GOAL » Exactly as they appear, output all of the records. Skip any images.
____ INPUT
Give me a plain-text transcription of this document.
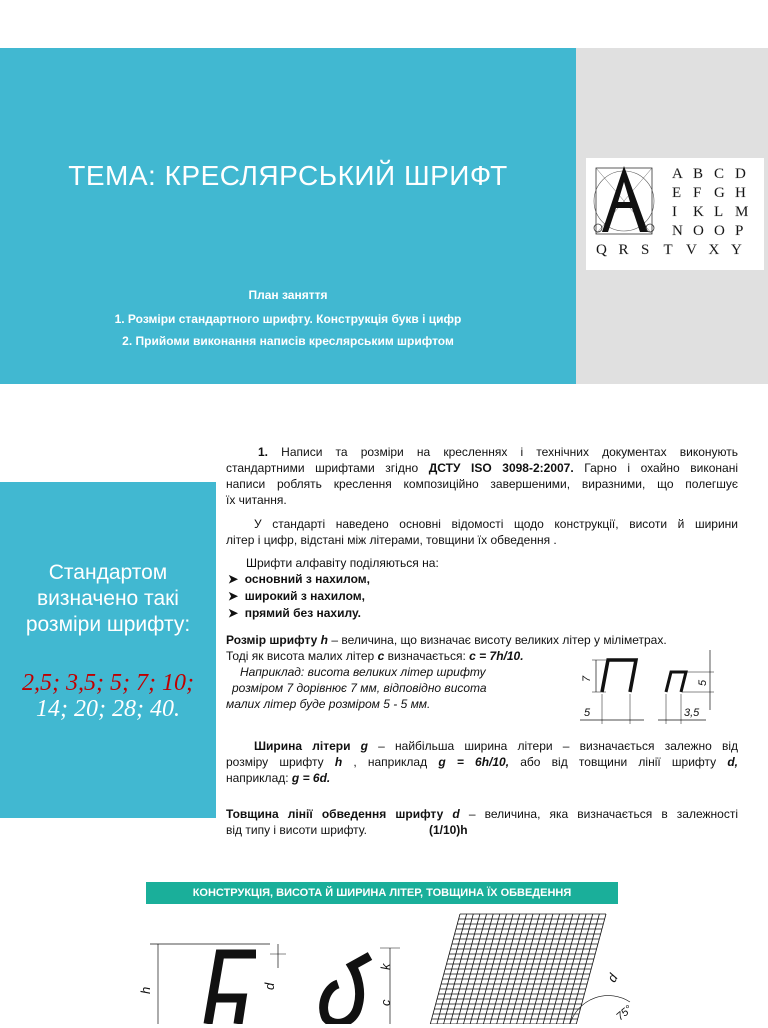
ТЕМА: КРЕСЛЯРСЬКИЙ ШРИФТ
План заняття
1. Розміри стандартного шрифту. Конструкція букв і цифр
2. Прийоми виконання написів креслярським шрифтом
A B C D
E F G H
I K L M
N O O P
Q R S T V X Y
Стандартом визначено такі розміри шрифту:
2,5; 3,5; 5; 7; 10;
14; 20; 28; 40.
1. Написи та розміри на кресленнях і технічних документах виконують
стандартними шрифтами згідно ДСТУ ISO 3098-2:2007. Гарно і охайно виконані
написи роблять креслення композиційно завершеними, виразними, що полегшує
їх читання.
У стандарті наведено основні відомості щодо конструкції, висоти й ширини
літер і цифр, відстані між літерами, товщини їх обведення .
Шрифти алфавіту поділяються на:
➤  основний з нахилом,
➤  широкий з нахилом,
➤  прямий без нахилу.
Розмір шрифту h – величина, що визначає висоту великих літер у міліметрах.
Тоді як висота малих літер c визначається: c = 7h/10.
Наприклад: висота великих літер шрифту
розміром 7 дорівнює 7 мм, відповідно висота
малих літер буде розміром 5 - 5 мм.
7
5
5	3,5
Ширина літери g – найбільша ширина літери – визначається залежно від
розміру шрифту h , наприклад g = 6h/10, або від товщини лінії шрифту d,
наприклад: g = 6d.
Товщина лінії обведення шрифту d – величина, яка визначається в залежності
від типу і висоти шрифту.	(1/10)h
КОНСТРУКЦІЯ, ВИСОТА Й ШИРИНА ЛІТЕР, ТОВЩИНА ЇХ ОБВЕДЕННЯ
h
d
k
c
d
75°
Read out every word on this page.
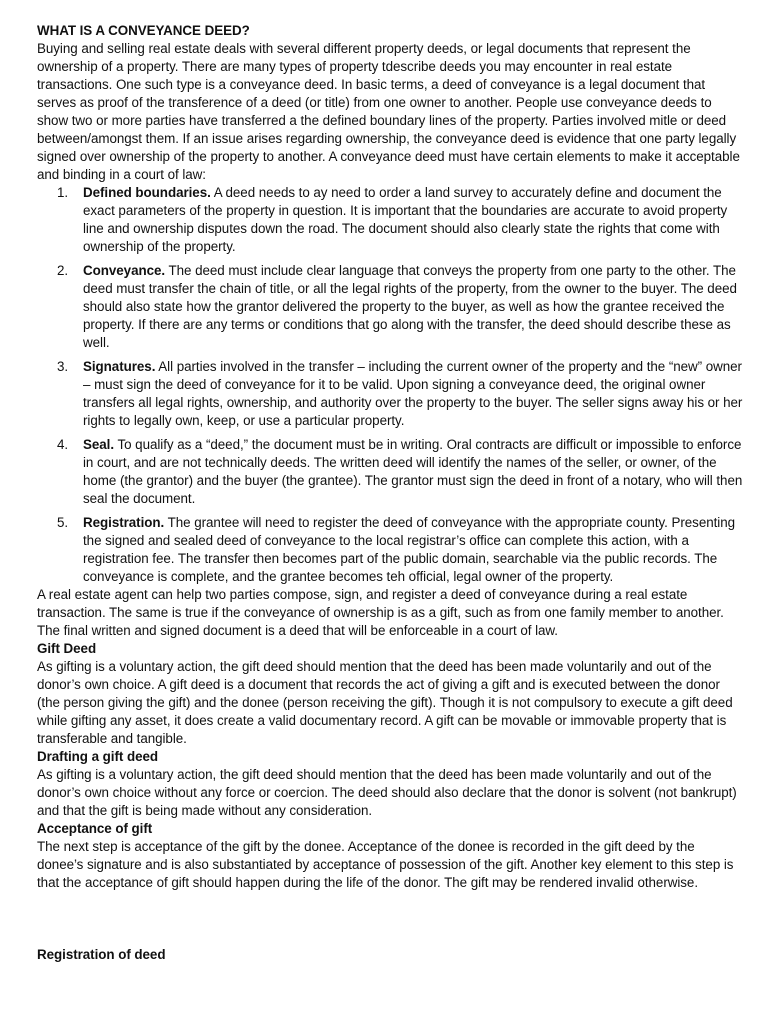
WHAT IS A CONVEYANCE DEED?

Buying and selling real estate deals with several different property deeds, or legal documents that represent the ownership of a property. There are many types of property tdescribe deeds you may encounter in real estate transactions. One such type is a conveyance deed. In basic terms, a deed of conveyance is a legal document that serves as proof of the transference of a deed (or title) from one owner to another. People use conveyance deeds to show two or more parties have transferred a the defined boundary lines of the property. Parties involved mitle or deed between/amongst them. If an issue arises regarding ownership, the conveyance deed is evidence that one party legally signed over ownership of the property to another. A conveyance deed must have certain elements to make it acceptable and binding in a court of law:

1. Defined boundaries. A deed needs to ay need to order a land survey to accurately define and document the exact parameters of the property in question. It is important that the boundaries are accurate to avoid property line and ownership disputes down the road. The document should also clearly state the rights that come with ownership of the property.
2. Conveyance. The deed must include clear language that conveys the property from one party to the other. The deed must transfer the chain of title, or all the legal rights of the property, from the owner to the buyer. The deed should also state how the grantor delivered the property to the buyer, as well as how the grantee received the property. If there are any terms or conditions that go along with the transfer, the deed should describe these as well.
3. Signatures. All parties involved in the transfer – including the current owner of the property and the “new” owner – must sign the deed of conveyance for it to be valid. Upon signing a conveyance deed, the original owner transfers all legal rights, ownership, and authority over the property to the buyer. The seller signs away his or her rights to legally own, keep, or use a particular property.
4. Seal. To qualify as a “deed,” the document must be in writing. Oral contracts are difficult or impossible to enforce in court, and are not technically deeds. The written deed will identify the names of the seller, or owner, of the home (the grantor) and the buyer (the grantee). The grantor must sign the deed in front of a notary, who will then seal the document.
5. Registration. The grantee will need to register the deed of conveyance with the appropriate county. Presenting the signed and sealed deed of conveyance to the local registrar’s office can complete this action, with a registration fee. The transfer then becomes part of the public domain, searchable via the public records. The conveyance is complete, and the grantee becomes teh official, legal owner of the property.

A real estate agent can help two parties compose, sign, and register a deed of conveyance during a real estate transaction. The same is true if the conveyance of ownership is as a gift, such as from one family member to another. The final written and signed document is a deed that will be enforceable in a court of law.

Gift Deed

As gifting is a voluntary action, the gift deed should mention that the deed has been made voluntarily and out of the donor’s own choice. A gift deed is a document that records the act of giving a gift and is executed between the donor (the person giving the gift) and the donee (person receiving the gift). Though it is not compulsory to execute a gift deed while gifting any asset, it does create a valid documentary record. A gift can be movable or immovable property that is transferable and tangible.

Drafting a gift deed

As gifting is a voluntary action, the gift deed should mention that the deed has been made voluntarily and out of the donor’s own choice without any force or coercion. The deed should also declare that the donor is solvent (not bankrupt) and that the gift is being made without any consideration.

Acceptance of gift

The next step is acceptance of the gift by the donee. Acceptance of the donee is recorded in the gift deed by the donee’s signature and is also substantiated by acceptance of possession of the gift. Another key element to this step is that the acceptance of gift should happen during the life of the donor. The gift may be rendered invalid otherwise.

Registration of deed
________
CORRECT RESPONSE »
Give me a plain-text transcription of this document.
ТЕМА: КРЕСЛЯРСЬКИЙ ШРИФТ
План заняття
1. Розміри стандартного шрифту. Конструкція букв і цифр
2. Прийоми виконання написів креслярським шрифтом
A B C D
E F G H
I K L M
N O O P
Q R S T V X Y
Стандартом визначено такі розміри шрифту:
2,5; 3,5; 5; 7; 10;
14; 20; 28; 40.
1. Написи та розміри на кресленнях і технічних документах виконують
стандартними шрифтами згідно ДСТУ ISO 3098-2:2007. Гарно і охайно виконані
написи роблять креслення композиційно завершеними, виразними, що полегшує
їх читання.
У стандарті наведено основні відомості щодо конструкції, висоти й ширини
літер і цифр, відстані між літерами, товщини їх обведення .
Шрифти алфавіту поділяються на:
➤  основний з нахилом,
➤  широкий з нахилом,
➤  прямий без нахилу.
Розмір шрифту h – величина, що визначає висоту великих літер у міліметрах.
Тоді як висота малих літер c визначається: c = 7h/10.
Наприклад: висота великих літер шрифту
розміром 7 дорівнює 7 мм, відповідно висота
малих літер буде розміром 5 - 5 мм.
7
5
5	3,5
Ширина літери g – найбільша ширина літери – визначається залежно від
розміру шрифту h , наприклад g = 6h/10, або від товщини лінії шрифту d,
наприклад: g = 6d.
Товщина лінії обведення шрифту d – величина, яка визначається в залежності
від типу і висоти шрифту.	(1/10)h
КОНСТРУКЦІЯ, ВИСОТА Й ШИРИНА ЛІТЕР, ТОВЩИНА ЇХ ОБВЕДЕННЯ
h
d
k
c
d
75°
Read out every word on this page.
WHAT IS A CONVEYANCE DEED?

Buying and selling real estate deals with several different property deeds, or legal documents that represent the ownership of a property. There are many types of property tdescribe deeds you may encounter in real estate transactions. One such type is a conveyance deed. In basic terms, a deed of conveyance is a legal document that serves as proof of the transference of a deed (or title) from one owner to another. People use conveyance deeds to show two or more parties have transferred a the defined boundary lines of the property. Parties involved mitle or deed between/amongst them. If an issue arises regarding ownership, the conveyance deed is evidence that one party legally signed over ownership of the property to another. A conveyance deed must have certain elements to make it acceptable and binding in a court of law:

1. Defined boundaries. A deed needs to ay need to order a land survey to accurately define and document the exact parameters of the property in question. It is important that the boundaries are accurate to avoid property line and ownership disputes down the road. The document should also clearly state the rights that come with ownership of the property.
2. Conveyance. The deed must include clear language that conveys the property from one party to the other. The deed must transfer the chain of title, or all the legal rights of the property, from the owner to the buyer. The deed should also state how the grantor delivered the property to the buyer, as well as how the grantee received the property. If there are any terms or conditions that go along with the transfer, the deed should describe these as well.
3. Signatures. All parties involved in the transfer – including the current owner of the property and the “new” owner – must sign the deed of conveyance for it to be valid. Upon signing a conveyance deed, the original owner transfers all legal rights, ownership, and authority over the property to the buyer. The seller signs away his or her rights to legally own, keep, or use a particular property.
4. Seal. To qualify as a “deed,” the document must be in writing. Oral contracts are difficult or impossible to enforce in court, and are not technically deeds. The written deed will identify the names of the seller, or owner, of the home (the grantor) and the buyer (the grantee). The grantor must sign the deed in front of a notary, who will then seal the document.
5. Registration. The grantee will need to register the deed of conveyance with the appropriate county. Presenting the signed and sealed deed of conveyance to the local registrar’s office can complete this action, with a registration fee. The transfer then becomes part of the public domain, searchable via the public records. The conveyance is complete, and the grantee becomes teh official, legal owner of the property.

A real estate agent can help two parties compose, sign, and register a deed of conveyance during a real estate transaction. The same is true if the conveyance of ownership is as a gift, such as from one family member to another. The final written and signed document is a deed that will be enforceable in a court of law.

Gift Deed

As gifting is a voluntary action, the gift deed should mention that the deed has been made voluntarily and out of the donor’s own choice. A gift deed is a document that records the act of giving a gift and is executed between the donor (the person giving the gift) and the donee (person receiving the gift). Though it is not compulsory to execute a gift deed while gifting any asset, it does create a valid documentary record. A gift can be movable or immovable property that is transferable and tangible.

Drafting a gift deed

As gifting is a voluntary action, the gift deed should mention that the deed has been made voluntarily and out of the donor’s own choice without any force or coercion. The deed should also declare that the donor is solvent (not bankrupt) and that the gift is being made without any consideration.

Acceptance of gift

The next step is acceptance of the gift by the donee. Acceptance of the donee is recorded in the gift deed by the donee’s signature and is also substantiated by acceptance of possession of the gift. Another key element to this step is that the acceptance of gift should happen during the life of the donor. The gift may be rendered invalid otherwise.

Registration of deed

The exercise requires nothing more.